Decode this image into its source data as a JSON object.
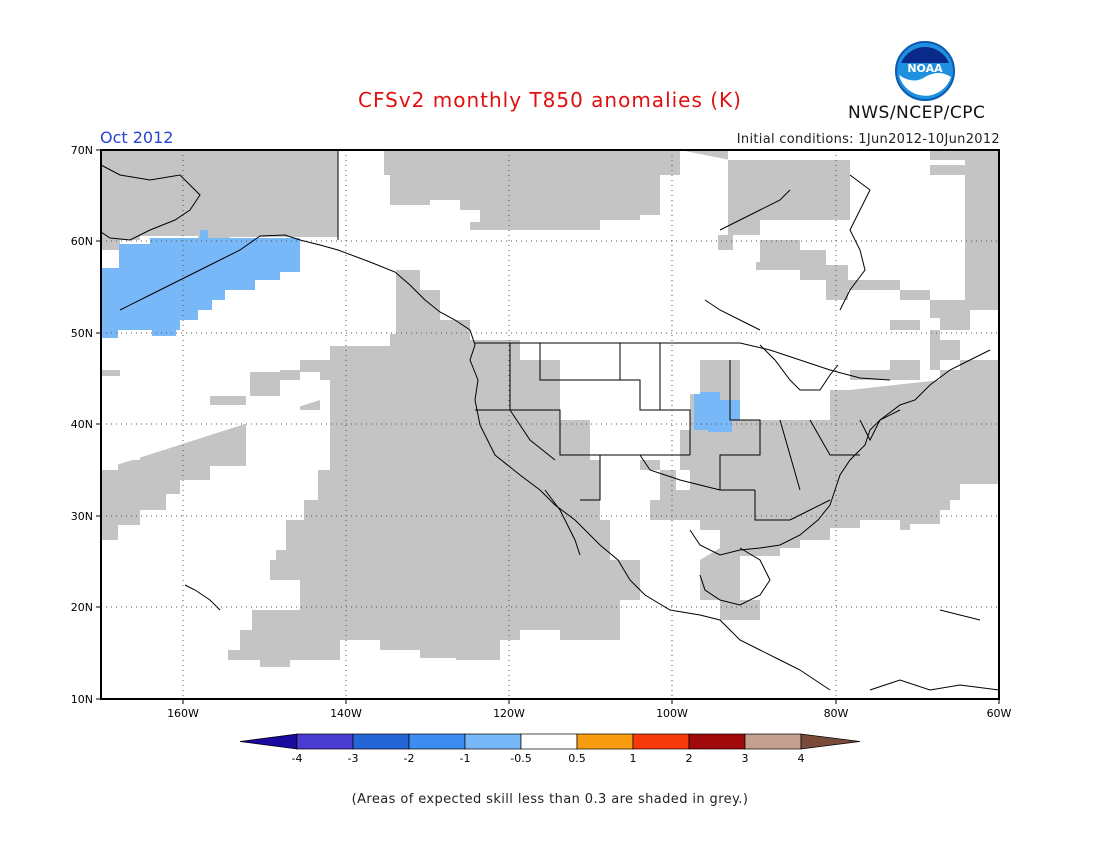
{
  "header": {
    "title": "CFSv2 monthly T850 anomalies (K)",
    "month": "Oct 2012",
    "initial_conditions": "Initial conditions: 1Jun2012-10Jun2012",
    "org": "NWS/NCEP/CPC",
    "logo_text": "NOAA"
  },
  "map": {
    "lat_labels": [
      "70N",
      "60N",
      "50N",
      "40N",
      "30N",
      "20N",
      "10N"
    ],
    "lon_labels": [
      "160W",
      "140W",
      "120W",
      "100W",
      "80W",
      "60W"
    ],
    "low_skill_color": "#c4c4c4",
    "cool_anomaly_color": "#78b8f8",
    "coast_color": "#000000"
  },
  "legend": {
    "labels": [
      "-4",
      "-3",
      "-2",
      "-1",
      "-0.5",
      "0.5",
      "1",
      "2",
      "3",
      "4"
    ],
    "colors": [
      "#1a0aa0",
      "#4a3cd0",
      "#2466d6",
      "#3d8cf0",
      "#78b8f8",
      "#ffffff",
      "#f89c10",
      "#f63a0a",
      "#a00a0a",
      "#c4a090",
      "#7a4a3a"
    ]
  },
  "footer": {
    "note": "(Areas of expected skill less than 0.3 are shaded in grey.)"
  }
}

__________________________________________________

Write out all the records again, exactly, minus any pictures.

• SOLUTION TO THIS EXERCISE
Decode this image into its source data as a JSON object.
{
  "header": {
    "title": "CFSv2 monthly T850 anomalies (K)",
    "month": "Oct 2012",
    "initial_conditions": "Initial conditions: 1Jun2012-10Jun2012",
    "org": "NWS/NCEP/CPC",
    "logo_text": "NOAA"
  },
  "map": {
    "lat_labels": [
      "70N",
      "60N",
      "50N",
      "40N",
      "30N",
      "20N",
      "10N"
    ],
    "lon_labels": [
      "160W",
      "140W",
      "120W",
      "100W",
      "80W",
      "60W"
    ],
    "low_skill_color": "#c4c4c4",
    "cool_anomaly_color": "#78b8f8",
    "coast_color": "#000000"
  },
  "legend": {
    "labels": [
      "-4",
      "-3",
      "-2",
      "-1",
      "-0.5",
      "0.5",
      "1",
      "2",
      "3",
      "4"
    ],
    "colors": [
      "#1a0aa0",
      "#4a3cd0",
      "#2466d6",
      "#3d8cf0",
      "#78b8f8",
      "#ffffff",
      "#f89c10",
      "#f63a0a",
      "#a00a0a",
      "#c4a090",
      "#7a4a3a"
    ]
  },
  "footer": {
    "note": "(Areas of expected skill less than 0.3 are shaded in grey.)"
  }
}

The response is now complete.